_Data records:_
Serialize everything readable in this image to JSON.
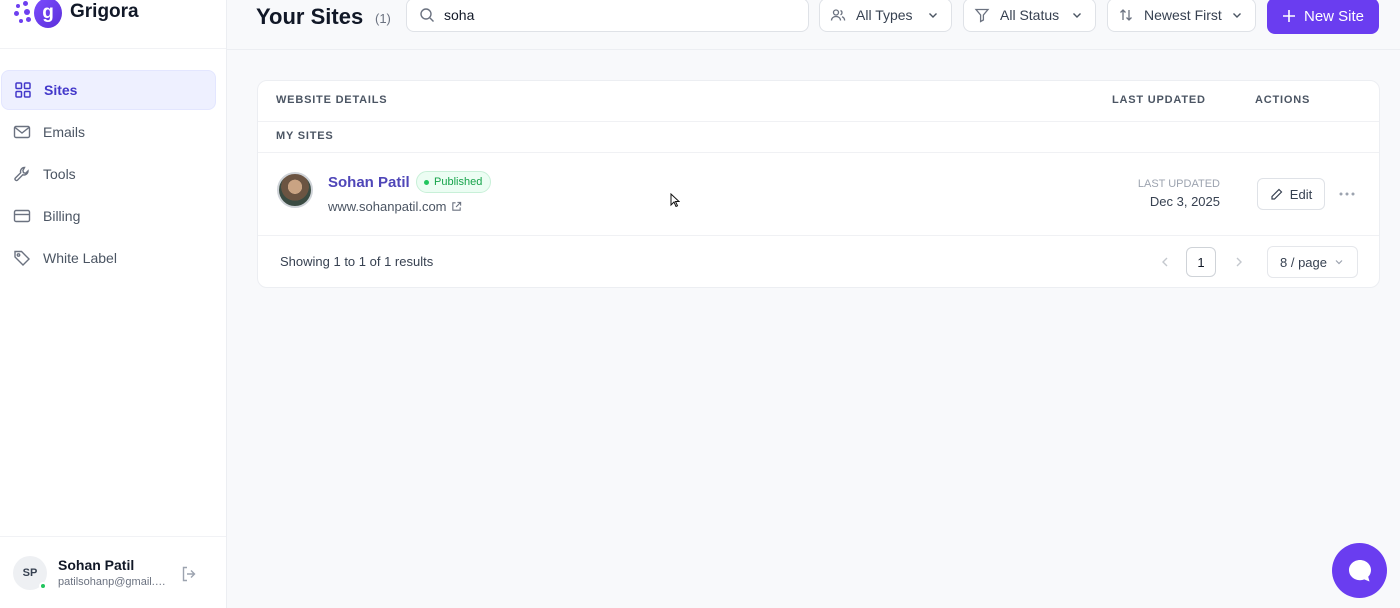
{
  "brand": {
    "name": "Grigora"
  },
  "sidebar": {
    "items": [
      {
        "label": "Sites",
        "icon": "grid-icon",
        "active": true
      },
      {
        "label": "Emails",
        "icon": "mail-icon"
      },
      {
        "label": "Tools",
        "icon": "wrench-icon"
      },
      {
        "label": "Billing",
        "icon": "credit-card-icon"
      },
      {
        "label": "White Label",
        "icon": "tag-icon"
      }
    ]
  },
  "user": {
    "initials": "SP",
    "name": "Sohan Patil",
    "email": "patilsohanp@gmail.com"
  },
  "header": {
    "title": "Your Sites",
    "count": "(1)",
    "search": {
      "value": "soha"
    },
    "filters": [
      {
        "label": "All Types",
        "icon": "users-icon"
      },
      {
        "label": "All Status",
        "icon": "filter-icon"
      },
      {
        "label": "Newest First",
        "icon": "sort-icon"
      }
    ],
    "new_site_label": "New Site"
  },
  "table": {
    "headers": {
      "details": "WEBSITE DETAILS",
      "updated": "LAST UPDATED",
      "actions": "ACTIONS"
    },
    "group_label": "MY SITES",
    "rows": [
      {
        "name": "Sohan Patil",
        "status": "Published",
        "url": "www.sohanpatil.com",
        "updated_label": "LAST UPDATED",
        "updated_date": "Dec 3, 2025",
        "edit_label": "Edit"
      }
    ]
  },
  "pagination": {
    "summary": "Showing 1 to 1 of 1 results",
    "current_page": "1",
    "per_page": "8 / page"
  },
  "colors": {
    "accent": "#6a3df0",
    "link": "#4f46b8",
    "published": "#16a34a"
  }
}
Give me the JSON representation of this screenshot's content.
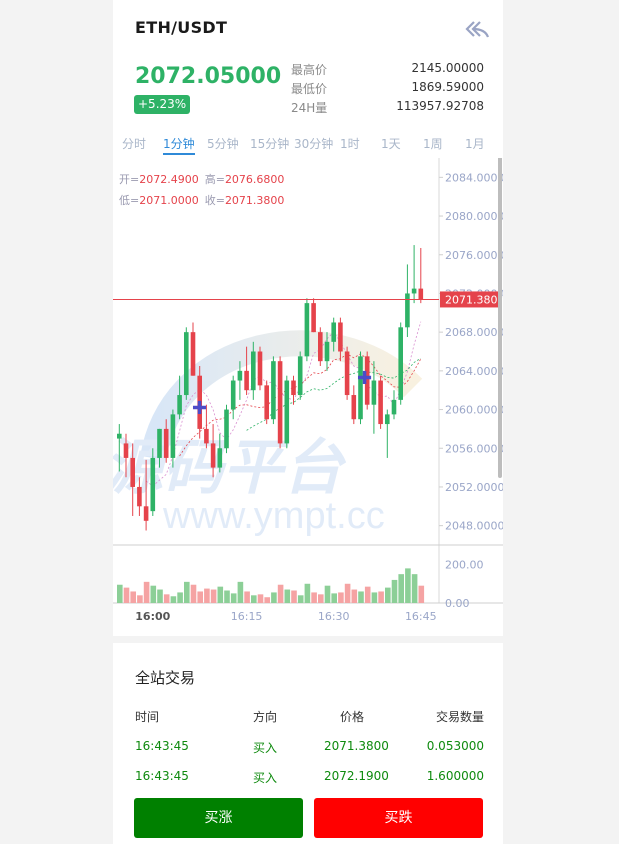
{
  "header": {
    "pair": "ETH/USDT"
  },
  "ticker": {
    "last_price": "2072.05000",
    "change": "+5.23%",
    "high_label": "最高价",
    "high": "2145.00000",
    "low_label": "最低价",
    "low": "1869.59000",
    "vol_label": "24H量",
    "vol": "113957.92708"
  },
  "tabs": [
    "分时",
    "1分钟",
    "5分钟",
    "15分钟",
    "30分钟",
    "1时",
    "1天",
    "1周",
    "1月"
  ],
  "active_tab": "1分钟",
  "ohlc": {
    "open_label": "开=",
    "open": "2072.4900",
    "high_label": "高=",
    "high": "2076.6800",
    "low_label": "低=",
    "low": "2071.0000",
    "close_label": "收=",
    "close": "2071.3800"
  },
  "watermark": {
    "cn": "源码平台",
    "url": "www.ympt.cc"
  },
  "colors": {
    "up": "#2eb266",
    "down": "#e5434b",
    "accent": "#2f8ad8",
    "buy_btn": "#008000",
    "sell_btn": "#ff0000"
  },
  "chart_data": {
    "type": "candlestick",
    "y_ticks": [
      "2084.0000",
      "2080.0000",
      "2076.0000",
      "2072.0000",
      "2068.0000",
      "2064.0000",
      "2060.0000",
      "2056.0000",
      "2052.0000",
      "2048.0000"
    ],
    "ylim": [
      2046,
      2086
    ],
    "x_ticks": [
      "16:00",
      "16:15",
      "16:30",
      "16:45"
    ],
    "current_price_label": "2071.3800",
    "current_price": 2071.38,
    "volume_ticks": [
      "200.00",
      "0.00"
    ],
    "volume_ylim": [
      0,
      260
    ],
    "candles": [
      [
        2057.0,
        2058.5,
        2053.6,
        2057.5
      ],
      [
        2056.5,
        2057.5,
        2053.0,
        2055.0
      ],
      [
        2055.0,
        2056.5,
        2049.0,
        2052.0
      ],
      [
        2052.0,
        2053.0,
        2049.0,
        2050.0
      ],
      [
        2050.0,
        2054.8,
        2047.5,
        2048.5
      ],
      [
        2049.5,
        2056.0,
        2049.0,
        2055.0
      ],
      [
        2055.0,
        2058.0,
        2054.0,
        2058.0
      ],
      [
        2058.0,
        2059.0,
        2054.5,
        2055.0
      ],
      [
        2055.0,
        2060.0,
        2054.0,
        2059.5
      ],
      [
        2059.5,
        2063.5,
        2059.0,
        2061.5
      ],
      [
        2061.5,
        2068.5,
        2061.0,
        2068.0
      ],
      [
        2068.0,
        2069.0,
        2063.5,
        2063.5
      ],
      [
        2063.5,
        2064.5,
        2057.0,
        2058.0
      ],
      [
        2058.0,
        2060.5,
        2056.0,
        2056.5
      ],
      [
        2056.5,
        2058.5,
        2053.0,
        2054.0
      ],
      [
        2054.0,
        2057.5,
        2053.5,
        2056.0
      ],
      [
        2056.0,
        2060.5,
        2055.5,
        2060.0
      ],
      [
        2060.0,
        2063.5,
        2059.0,
        2063.0
      ],
      [
        2063.0,
        2065.0,
        2061.0,
        2064.0
      ],
      [
        2064.0,
        2066.5,
        2061.5,
        2062.0
      ],
      [
        2062.0,
        2067.0,
        2061.0,
        2066.0
      ],
      [
        2066.0,
        2066.5,
        2062.0,
        2062.5
      ],
      [
        2062.5,
        2063.0,
        2058.5,
        2059.0
      ],
      [
        2059.0,
        2065.5,
        2058.5,
        2065.0
      ],
      [
        2065.0,
        2065.5,
        2056.0,
        2056.5
      ],
      [
        2056.5,
        2063.5,
        2056.0,
        2063.0
      ],
      [
        2063.0,
        2063.5,
        2060.5,
        2061.5
      ],
      [
        2061.5,
        2066.0,
        2061.0,
        2065.5
      ],
      [
        2065.5,
        2071.5,
        2065.0,
        2071.0
      ],
      [
        2071.0,
        2071.5,
        2068.0,
        2068.0
      ],
      [
        2068.0,
        2068.5,
        2064.5,
        2065.0
      ],
      [
        2065.0,
        2068.0,
        2064.0,
        2067.0
      ],
      [
        2067.0,
        2069.5,
        2066.0,
        2069.0
      ],
      [
        2069.0,
        2069.5,
        2065.0,
        2066.0
      ],
      [
        2066.0,
        2066.5,
        2061.0,
        2061.5
      ],
      [
        2061.5,
        2062.5,
        2058.5,
        2059.0
      ],
      [
        2059.0,
        2066.0,
        2058.5,
        2065.5
      ],
      [
        2065.5,
        2066.0,
        2060.0,
        2060.5
      ],
      [
        2060.5,
        2065.0,
        2057.5,
        2063.0
      ],
      [
        2063.0,
        2063.5,
        2058.0,
        2058.5
      ],
      [
        2058.5,
        2060.0,
        2055.0,
        2059.5
      ],
      [
        2059.5,
        2062.0,
        2059.0,
        2061.0
      ],
      [
        2061.0,
        2069.0,
        2060.5,
        2068.5
      ],
      [
        2068.5,
        2075.0,
        2067.5,
        2072.0
      ],
      [
        2072.0,
        2077.0,
        2071.0,
        2072.5
      ],
      [
        2072.5,
        2076.7,
        2071.0,
        2071.4
      ]
    ],
    "volumes": [
      95,
      80,
      60,
      40,
      110,
      90,
      70,
      45,
      35,
      55,
      110,
      95,
      60,
      75,
      70,
      85,
      65,
      50,
      110,
      60,
      40,
      45,
      30,
      55,
      95,
      70,
      65,
      40,
      100,
      55,
      45,
      90,
      50,
      55,
      100,
      70,
      60,
      85,
      55,
      60,
      80,
      120,
      150,
      180,
      150,
      90
    ]
  },
  "trades": {
    "title": "全站交易",
    "headers": [
      "时间",
      "方向",
      "价格",
      "交易数量"
    ],
    "rows": [
      [
        "16:43:45",
        "买入",
        "2071.3800",
        "0.053000"
      ],
      [
        "16:43:45",
        "买入",
        "2072.1900",
        "1.600000"
      ]
    ]
  },
  "buttons": {
    "buy": "买涨",
    "sell": "买跌"
  }
}
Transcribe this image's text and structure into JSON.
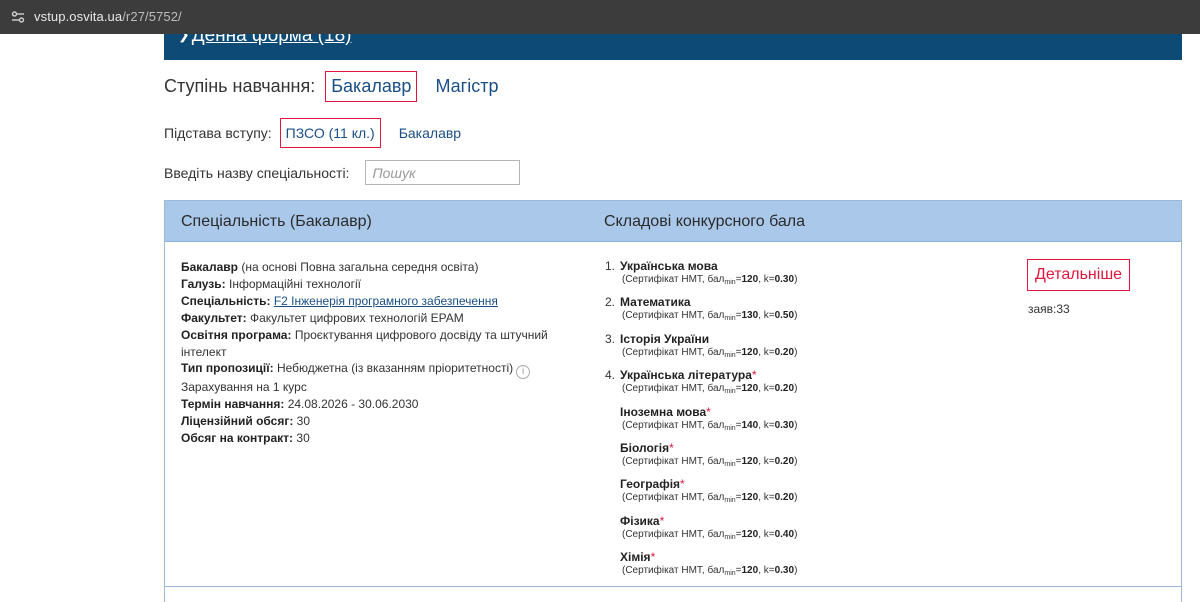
{
  "browser": {
    "url_host": "vstup.osvita.ua",
    "url_path": "/r27/5752/"
  },
  "strip": {
    "label": "Денна форма (18)"
  },
  "degree": {
    "label": "Ступінь навчання:",
    "options": [
      "Бакалавр",
      "Магістр"
    ],
    "selected": "Бакалавр"
  },
  "basis": {
    "label": "Підстава вступу:",
    "options": [
      "ПЗСО (11 кл.)",
      "Бакалавр"
    ],
    "selected": "ПЗСО (11 кл.)"
  },
  "search": {
    "label": "Введіть назву спеціальності:",
    "placeholder": "Пошук"
  },
  "table": {
    "col_spec": "Спеціальність (Бакалавр)",
    "col_score": "Складові конкурсного бала"
  },
  "offer": {
    "degree": "Бакалавр",
    "degree_note": "(на основі Повна загальна середня освіта)",
    "field_label": "Галузь:",
    "field_value": "Інформаційні технології",
    "spec_label": "Спеціальність:",
    "spec_value": "F2 Інженерія програмного забезпечення",
    "faculty_label": "Факультет:",
    "faculty_value": "Факультет цифрових технологій EPAM",
    "program_label": "Освітня програма:",
    "program_value": "Проєктування цифрового досвіду та штучний інтелект",
    "type_label": "Тип пропозиції:",
    "type_value": "Небюджетна (із вказанням пріоритетності)",
    "enroll": "Зарахування на 1 курс",
    "term_label": "Термін навчання:",
    "term_value": "24.08.2026 - 30.06.2030",
    "license_label": "Ліцензійний обсяг:",
    "license_value": "30",
    "contract_label": "Обсяг на контракт:",
    "contract_value": "30"
  },
  "subjects": [
    {
      "num": "1.",
      "name": "Українська мова",
      "required_mark": "",
      "min": "120",
      "k": "0.30"
    },
    {
      "num": "2.",
      "name": "Математика",
      "required_mark": "",
      "min": "130",
      "k": "0.50"
    },
    {
      "num": "3.",
      "name": "Історія України",
      "required_mark": "",
      "min": "120",
      "k": "0.20"
    },
    {
      "num": "4.",
      "name": "Українська література",
      "required_mark": "*",
      "min": "120",
      "k": "0.20"
    },
    {
      "num": "",
      "name": "Іноземна мова",
      "required_mark": "*",
      "min": "140",
      "k": "0.30"
    },
    {
      "num": "",
      "name": "Біологія",
      "required_mark": "*",
      "min": "120",
      "k": "0.20"
    },
    {
      "num": "",
      "name": "Географія",
      "required_mark": "*",
      "min": "120",
      "k": "0.20"
    },
    {
      "num": "",
      "name": "Фізика",
      "required_mark": "*",
      "min": "120",
      "k": "0.40"
    },
    {
      "num": "",
      "name": "Хімія",
      "required_mark": "*",
      "min": "120",
      "k": "0.30"
    }
  ],
  "cert": {
    "prefix": "(Сертифікат НМТ, бал",
    "min_sub": "min",
    "k_label": "k="
  },
  "right": {
    "details_label": "Детальніше",
    "apps": "заяв:33"
  }
}
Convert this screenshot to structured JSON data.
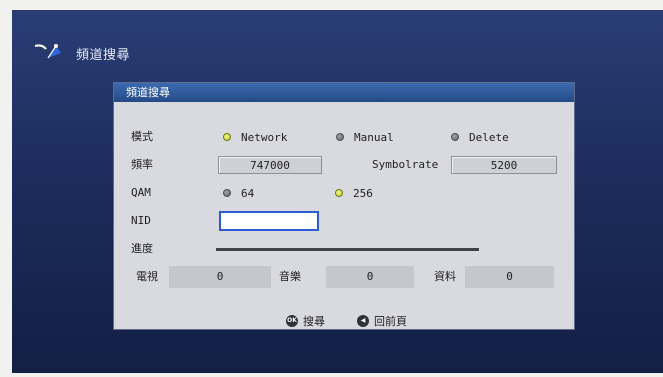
{
  "header": {
    "title": "頻道搜尋",
    "logo_icon": "satellite-dish-icon"
  },
  "dialog": {
    "title": "頻道搜尋",
    "mode": {
      "label": "模式",
      "options": [
        "Network",
        "Manual",
        "Delete"
      ],
      "selected": "Network"
    },
    "frequency": {
      "label": "頻率",
      "value": "747000"
    },
    "symbolrate": {
      "label": "Symbolrate",
      "value": "5200"
    },
    "qam": {
      "label": "QAM",
      "options": [
        "64",
        "256"
      ],
      "selected": "256"
    },
    "nid": {
      "label": "NID",
      "value": ""
    },
    "progress": {
      "label": "進度",
      "percent": 100
    },
    "stats": [
      {
        "label": "電視",
        "value": "0"
      },
      {
        "label": "音樂",
        "value": "0"
      },
      {
        "label": "資料",
        "value": "0"
      }
    ],
    "footer": {
      "ok_icon_text": "OK",
      "ok_label": "搜尋",
      "back_label": "回前頁"
    }
  },
  "colors": {
    "background": "#1c2c5c",
    "title_bar": "#2e5a9c",
    "dialog": "#d9dadf",
    "selected_radio": "#c8d43a",
    "focus_border": "#2c5bd6"
  }
}
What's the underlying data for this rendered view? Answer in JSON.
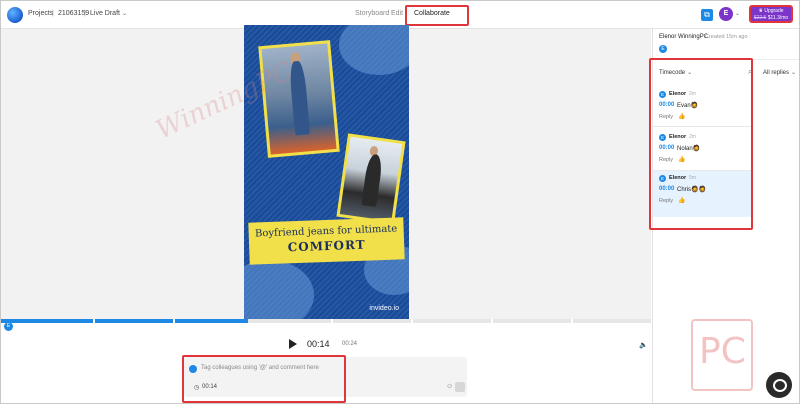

_Your objective:_ Where a line in the material above holds "навчання", copy that line.

_Task solution:_
    "label": "Ступінь навчання:",
    "term_label": "Термін навчання:",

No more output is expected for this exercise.